> Your goal:
Write out the listing below without alteration, omitting its pictures.

## START

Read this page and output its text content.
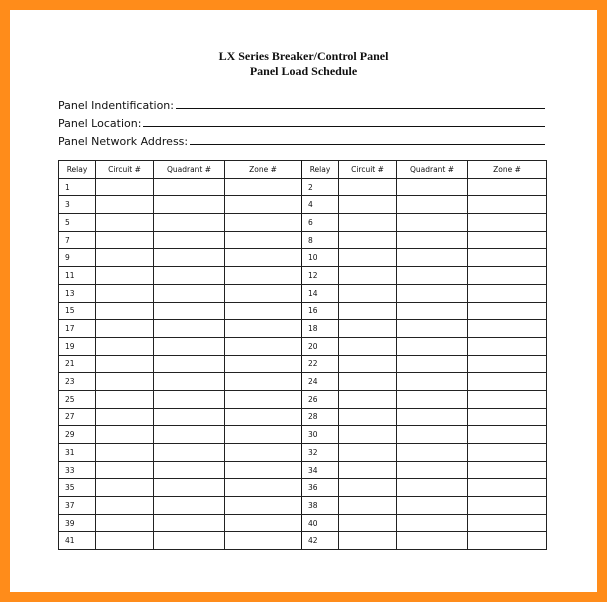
LX Series Breaker/Control Panel
Panel Load Schedule
Panel Indentification:
Panel Location:
Panel Network Address:
Relay	Circuit #	Quadrant #	Zone #	Relay	Circuit #	Quadrant #	Zone #
1				2			
3				4			
5				6			
7				8			
9				10			
11				12			
13				14			
15				16			
17				18			
19				20			
21				22			
23				24			
25				26			
27				28			
29				30			
31				32			
33				34			
35				36			
37				38			
39				40			
41				42			
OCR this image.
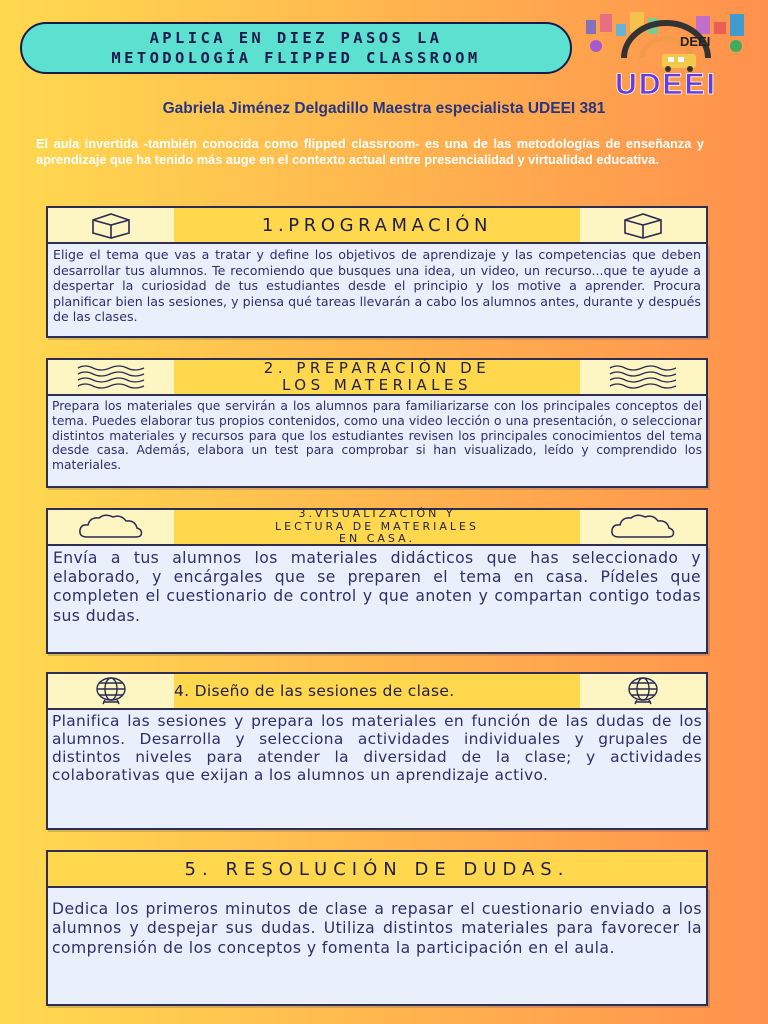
APLICA EN DIEZ PASOS LA
METODOLOGÍA FLIPPED CLASSROOM
DEEI
UDEEI
Gabriela Jiménez Delgadillo Maestra especialista UDEEI 381
El aula invertida -también conocida como flipped classroom- es una de las metodologías de enseñanza y aprendizaje que ha tenido más auge en el contexto actual entre presencialidad y virtualidad educativa.
1.PROGRAMACIÓN
Elige el tema que vas a tratar y define los objetivos de aprendizaje y las competencias que deben desarrollar tus alumnos. Te recomiendo que busques una idea, un video, un recurso...que te ayude a despertar la curiosidad de tus estudiantes desde el principio y los motive a aprender. Procura planificar bien las sesiones, y piensa qué tareas llevarán a cabo los alumnos antes, durante y después de las clases.
2. PREPARACIÓN DE
LOS MATERIALES
Prepara los materiales que servirán a los alumnos para familiarizarse con los principales conceptos del tema. Puedes elaborar tus propios contenidos, como una video lección o una presentación, o seleccionar distintos materiales y recursos para que los estudiantes revisen los principales conocimientos del tema desde casa. Además, elabora un test para comprobar si han visualizado, leído y comprendido los materiales.
3.VISUALIZACIÓN Y
LECTURA DE MATERIALES
EN CASA.
Envía a tus alumnos los materiales didácticos que has seleccionado y elaborado, y encárgales que se preparen el tema en casa. Pídeles que completen el cuestionario de control y que anoten y compartan contigo todas sus dudas.
4. Diseño de las sesiones de clase.
Planifica las sesiones y prepara los materiales en función de las dudas de los alumnos. Desarrolla y selecciona actividades individuales y grupales de distintos niveles para atender la diversidad de la clase; y actividades colaborativas que exijan a los alumnos un aprendizaje activo.
5. RESOLUCIÓN DE DUDAS.
Dedica los primeros minutos de clase a repasar el cuestionario enviado a los alumnos y despejar sus dudas. Utiliza distintos materiales para favorecer la comprensión de los conceptos y fomenta la participación en el aula.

## END

> Answer for this exercise:
Read this page and output its text content.
LX Series Breaker/Control Panel
Panel Load Schedule
Panel Indentification:
Panel Location:
Panel Network Address:
Relay	Circuit #	Quadrant #	Zone #	Relay	Circuit #	Quadrant #	Zone #
1				2			
3				4			
5				6			
7				8			
9				10			
11				12			
13				14			
15				16			
17				18			
19				20			
21				22			
23				24			
25				26			
27				28			
29				30			
31				32			
33				34			
35				36			
37				38			
39				40			
41				42			
OCR this image.
APLICA EN DIEZ PASOS LA
METODOLOGÍA FLIPPED CLASSROOM
DEEI
UDEEI
Gabriela Jiménez Delgadillo Maestra especialista UDEEI 381
El aula invertida -también conocida como flipped classroom- es una de las metodologías de enseñanza y aprendizaje que ha tenido más auge en el contexto actual entre presencialidad y virtualidad educativa.
1.PROGRAMACIÓN
Elige el tema que vas a tratar y define los objetivos de aprendizaje y las competencias que deben desarrollar tus alumnos. Te recomiendo que busques una idea, un video, un recurso...que te ayude a despertar la curiosidad de tus estudiantes desde el principio y los motive a aprender. Procura planificar bien las sesiones, y piensa qué tareas llevarán a cabo los alumnos antes, durante y después de las clases.
2. PREPARACIÓN DE
LOS MATERIALES
Prepara los materiales que servirán a los alumnos para familiarizarse con los principales conceptos del tema. Puedes elaborar tus propios contenidos, como una video lección o una presentación, o seleccionar distintos materiales y recursos para que los estudiantes revisen los principales conocimientos del tema desde casa. Además, elabora un test para comprobar si han visualizado, leído y comprendido los materiales.
3.VISUALIZACIÓN Y
LECTURA DE MATERIALES
EN CASA.
Envía a tus alumnos los materiales didácticos que has seleccionado y elaborado, y encárgales que se preparen el tema en casa. Pídeles que completen el cuestionario de control y que anoten y compartan contigo todas sus dudas.
4. Diseño de las sesiones de clase.
Planifica las sesiones y prepara los materiales en función de las dudas de los alumnos. Desarrolla y selecciona actividades individuales y grupales de distintos niveles para atender la diversidad de la clase; y actividades colaborativas que exijan a los alumnos un aprendizaje activo.
5. RESOLUCIÓN DE DUDAS.
Dedica los primeros minutos de clase a repasar el cuestionario enviado a los alumnos y despejar sus dudas. Utiliza distintos materiales para favorecer la comprensión de los conceptos y fomenta la participación en el aula.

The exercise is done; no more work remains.